Quote the listing in full, exactly as given, minus any pictures.
-- START RECORDS SHOWN --
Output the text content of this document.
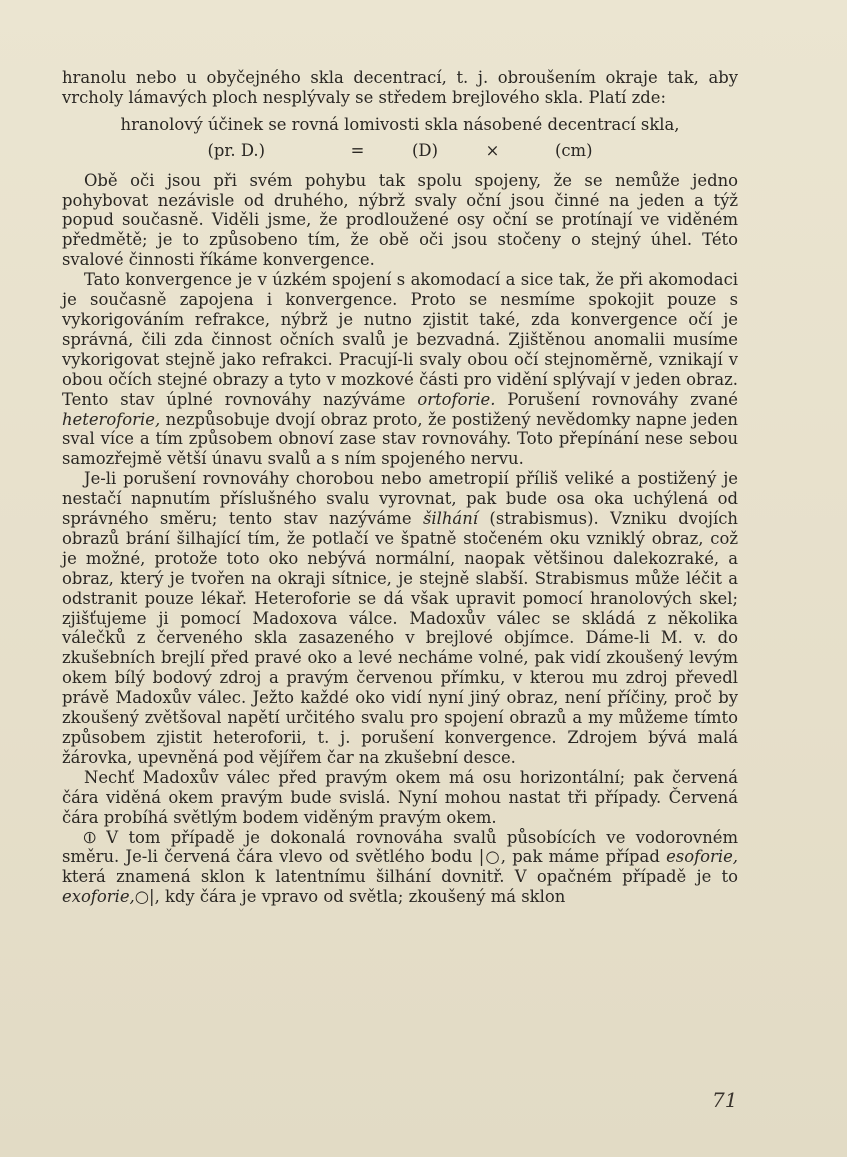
hranolu nebo u obyčejného skla decentrací, t. j. obroušením okraje tak, aby vrcholy lámavých ploch nesplývaly se středem brejlového skla. Platí zde:

hranolový účinek se rovná lomivosti skla násobené decentrací skla,

(pr. D.)	=	(D)	×	(cm)

Obě oči jsou při svém pohybu tak spolu spojeny, že se nemůže jedno pohybovat nezávisle od druhého, nýbrž svaly oční jsou činné na jeden a týž popud současně. Viděli jsme, že prodloužené osy oční se protínají ve viděném předmětě; je to způsobeno tím, že obě oči jsou stočeny o stejný úhel. Této svalové činnosti říkáme konvergence.

Tato konvergence je v úzkém spojení s akomodací a sice tak, že při akomodaci je současně zapojena i konvergence. Proto se nesmíme spokojit pouze s vykorigováním refrakce, nýbrž je nutno zjistit také, zda konvergence očí je správná, čili zda činnost očních svalů je bezvadná. Zjištěnou anomalii musíme vykorigovat stejně jako refrakci. Pracují-li svaly obou očí stejnoměrně, vznikají v obou očích stejné obrazy a tyto v mozkové části pro vidění splývají v jeden obraz. Tento stav úplné rovnováhy nazýváme ortoforie. Porušení rovnováhy zvané heteroforie, nezpůsobuje dvojí obraz proto, že postižený nevědomky napne jeden sval více a tím způsobem obnoví zase stav rovnováhy. Toto přepínání nese sebou samozřejmě větší únavu svalů a s ním spojeného nervu.

Je-li porušení rovnováhy chorobou nebo ametropií příliš veliké a postižený je nestačí napnutím příslušného svalu vyrovnat, pak bude osa oka uchýlená od správného směru; tento stav nazýváme šilhání (strabismus). Vzniku dvojích obrazů brání šilhající tím, že potlačí ve špatně stočeném oku vzniklý obraz, což je možné, protože toto oko nebývá normální, naopak většinou dalekozraké, a obraz, který je tvořen na okraji sítnice, je stejně slabší. Strabismus může léčit a odstranit pouze lékař. Heteroforie se dá však upravit pomocí hranolových skel; zjišťujeme ji pomocí Madoxova válce. Madoxův válec se skládá z několika válečků z červeného skla zasazeného v brejlové objímce. Dáme-li M. v. do zkušebních brejlí před pravé oko a levé necháme volné, pak vidí zkoušený levým okem bílý bodový zdroj a pravým červenou přímku, v kterou mu zdroj převedl právě Madoxův válec. Ježto každé oko vidí nyní jiný obraz, není příčiny, proč by zkoušený zvětšoval napětí určitého svalu pro spojení obrazů a my můžeme tímto způsobem zjistit heteroforii, t. j. porušení konvergence. Zdrojem bývá malá žárovka, upevněná pod vějířem čar na zkušební desce.

Nechť Madoxův válec před pravým okem má osu horizontální; pak červená čára viděná okem pravým bude svislá. Nyní mohou nastat tři případy. Červená čára probíhá světlým bodem viděným pravým okem.

⦶ V tom případě je dokonalá rovnováha svalů působících ve vodorovném směru. Je-li červená čára vlevo od světlého bodu |○, pak máme případ esoforie, která znamená sklon k latentnímu šilhání dovnitř. V opačném případě je to exoforie,○|, kdy čára je vpravo od světla; zkoušený má sklon

71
-- END RECORDS SHOWN --
# RESULT:
Output the text content of this document.
hranolu nebo u obyčejného skla decentrací, t. j. obroušením okraje tak, aby vrcholy lámavých ploch nesplývaly se středem brejlového skla. Platí zde:

hranolový účinek se rovná lomivosti skla násobené decentrací skla,

(pr. D.)	=	(D)	×	(cm)

Obě oči jsou při svém pohybu tak spolu spojeny, že se nemůže jedno pohybovat nezávisle od druhého, nýbrž svaly oční jsou činné na jeden a týž popud současně. Viděli jsme, že prodloužené osy oční se protínají ve viděném předmětě; je to způsobeno tím, že obě oči jsou stočeny o stejný úhel. Této svalové činnosti říkáme konvergence.

Tato konvergence je v úzkém spojení s akomodací a sice tak, že při akomodaci je současně zapojena i konvergence. Proto se nesmíme spokojit pouze s vykorigováním refrakce, nýbrž je nutno zjistit také, zda konvergence očí je správná, čili zda činnost očních svalů je bezvadná. Zjištěnou anomalii musíme vykorigovat stejně jako refrakci. Pracují-li svaly obou očí stejnoměrně, vznikají v obou očích stejné obrazy a tyto v mozkové části pro vidění splývají v jeden obraz. Tento stav úplné rovnováhy nazýváme ortoforie. Porušení rovnováhy zvané heteroforie, nezpůsobuje dvojí obraz proto, že postižený nevědomky napne jeden sval více a tím způsobem obnoví zase stav rovnováhy. Toto přepínání nese sebou samozřejmě větší únavu svalů a s ním spojeného nervu.

Je-li porušení rovnováhy chorobou nebo ametropií příliš veliké a postižený je nestačí napnutím příslušného svalu vyrovnat, pak bude osa oka uchýlená od správného směru; tento stav nazýváme šilhání (strabismus). Vzniku dvojích obrazů brání šilhající tím, že potlačí ve špatně stočeném oku vzniklý obraz, což je možné, protože toto oko nebývá normální, naopak většinou dalekozraké, a obraz, který je tvořen na okraji sítnice, je stejně slabší. Strabismus může léčit a odstranit pouze lékař. Heteroforie se dá však upravit pomocí hranolových skel; zjišťujeme ji pomocí Madoxova válce. Madoxův válec se skládá z několika válečků z červeného skla zasazeného v brejlové objímce. Dáme-li M. v. do zkušebních brejlí před pravé oko a levé necháme volné, pak vidí zkoušený levým okem bílý bodový zdroj a pravým červenou přímku, v kterou mu zdroj převedl právě Madoxův válec. Ježto každé oko vidí nyní jiný obraz, není příčiny, proč by zkoušený zvětšoval napětí určitého svalu pro spojení obrazů a my můžeme tímto způsobem zjistit heteroforii, t. j. porušení konvergence. Zdrojem bývá malá žárovka, upevněná pod vějířem čar na zkušební desce.

Nechť Madoxův válec před pravým okem má osu horizontální; pak červená čára viděná okem pravým bude svislá. Nyní mohou nastat tři případy. Červená čára probíhá světlým bodem viděným pravým okem.

⦶ V tom případě je dokonalá rovnováha svalů působících ve vodorovném směru. Je-li červená čára vlevo od světlého bodu |○, pak máme případ esoforie, která znamená sklon k latentnímu šilhání dovnitř. V opačném případě je to exoforie,○|, kdy čára je vpravo od světla; zkoušený má sklon

71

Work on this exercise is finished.